• [Aim of the exercise]
Reproduce the records below in their entirety, character for character.

• [Data extract]
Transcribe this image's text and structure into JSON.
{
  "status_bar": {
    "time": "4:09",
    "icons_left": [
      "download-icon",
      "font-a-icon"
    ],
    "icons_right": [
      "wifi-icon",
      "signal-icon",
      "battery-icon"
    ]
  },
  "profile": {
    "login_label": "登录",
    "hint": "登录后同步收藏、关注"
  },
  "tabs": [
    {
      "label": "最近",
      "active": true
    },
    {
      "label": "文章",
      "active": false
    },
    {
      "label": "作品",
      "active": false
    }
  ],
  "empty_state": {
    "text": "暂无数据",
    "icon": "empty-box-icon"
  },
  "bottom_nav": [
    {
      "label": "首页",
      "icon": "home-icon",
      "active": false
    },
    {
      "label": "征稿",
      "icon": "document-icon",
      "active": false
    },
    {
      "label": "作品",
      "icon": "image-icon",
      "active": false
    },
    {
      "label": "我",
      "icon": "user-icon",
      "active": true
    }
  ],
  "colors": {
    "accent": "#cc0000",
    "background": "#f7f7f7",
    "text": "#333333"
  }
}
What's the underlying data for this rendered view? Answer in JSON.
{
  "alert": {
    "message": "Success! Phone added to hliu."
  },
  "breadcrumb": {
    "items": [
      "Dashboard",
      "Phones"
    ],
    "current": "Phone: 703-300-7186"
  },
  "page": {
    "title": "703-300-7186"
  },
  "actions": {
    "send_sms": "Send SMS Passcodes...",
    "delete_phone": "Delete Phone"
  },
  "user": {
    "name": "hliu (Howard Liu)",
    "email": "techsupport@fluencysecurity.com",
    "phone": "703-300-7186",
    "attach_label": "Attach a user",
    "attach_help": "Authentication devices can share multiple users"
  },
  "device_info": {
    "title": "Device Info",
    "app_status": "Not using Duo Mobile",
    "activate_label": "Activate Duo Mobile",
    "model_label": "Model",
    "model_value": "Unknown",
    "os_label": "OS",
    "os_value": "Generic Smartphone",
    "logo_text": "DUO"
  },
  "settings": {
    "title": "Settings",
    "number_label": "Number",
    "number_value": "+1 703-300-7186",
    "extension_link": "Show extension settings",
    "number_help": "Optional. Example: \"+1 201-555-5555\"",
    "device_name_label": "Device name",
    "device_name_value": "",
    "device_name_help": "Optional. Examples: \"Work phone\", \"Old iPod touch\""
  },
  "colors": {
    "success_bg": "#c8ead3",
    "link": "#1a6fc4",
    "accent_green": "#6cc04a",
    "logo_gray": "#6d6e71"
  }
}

• [Task result]
Transcribe this image's text and structure into JSON.
{
  "status_bar": {
    "time": "4:09",
    "icons_left": [
      "download-icon",
      "font-a-icon"
    ],
    "icons_right": [
      "wifi-icon",
      "signal-icon",
      "battery-icon"
    ]
  },
  "profile": {
    "login_label": "登录",
    "hint": "登录后同步收藏、关注"
  },
  "tabs": [
    {
      "label": "最近",
      "active": true
    },
    {
      "label": "文章",
      "active": false
    },
    {
      "label": "作品",
      "active": false
    }
  ],
  "empty_state": {
    "text": "暂无数据",
    "icon": "empty-box-icon"
  },
  "bottom_nav": [
    {
      "label": "首页",
      "icon": "home-icon",
      "active": false
    },
    {
      "label": "征稿",
      "icon": "document-icon",
      "active": false
    },
    {
      "label": "作品",
      "icon": "image-icon",
      "active": false
    },
    {
      "label": "我",
      "icon": "user-icon",
      "active": true
    }
  ],
  "colors": {
    "accent": "#cc0000",
    "background": "#f7f7f7",
    "text": "#333333"
  }
}
What's the underlying data for this rendered view? Answer in JSON.
{
  "alert": {
    "message": "Success! Phone added to hliu."
  },
  "breadcrumb": {
    "items": [
      "Dashboard",
      "Phones"
    ],
    "current": "Phone: 703-300-7186"
  },
  "page": {
    "title": "703-300-7186"
  },
  "actions": {
    "send_sms": "Send SMS Passcodes...",
    "delete_phone": "Delete Phone"
  },
  "user": {
    "name": "hliu (Howard Liu)",
    "email": "techsupport@fluencysecurity.com",
    "phone": "703-300-7186",
    "attach_label": "Attach a user",
    "attach_help": "Authentication devices can share multiple users"
  },
  "device_info": {
    "title": "Device Info",
    "app_status": "Not using Duo Mobile",
    "activate_label": "Activate Duo Mobile",
    "model_label": "Model",
    "model_value": "Unknown",
    "os_label": "OS",
    "os_value": "Generic Smartphone",
    "logo_text": "DUO"
  },
  "settings": {
    "title": "Settings",
    "number_label": "Number",
    "number_value": "+1 703-300-7186",
    "extension_link": "Show extension settings",
    "number_help": "Optional. Example: \"+1 201-555-5555\"",
    "device_name_label": "Device name",
    "device_name_value": "",
    "device_name_help": "Optional. Examples: \"Work phone\", \"Old iPod touch\""
  },
  "colors": {
    "success_bg": "#c8ead3",
    "link": "#1a6fc4",
    "accent_green": "#6cc04a",
    "logo_gray": "#6d6e71"
  }
}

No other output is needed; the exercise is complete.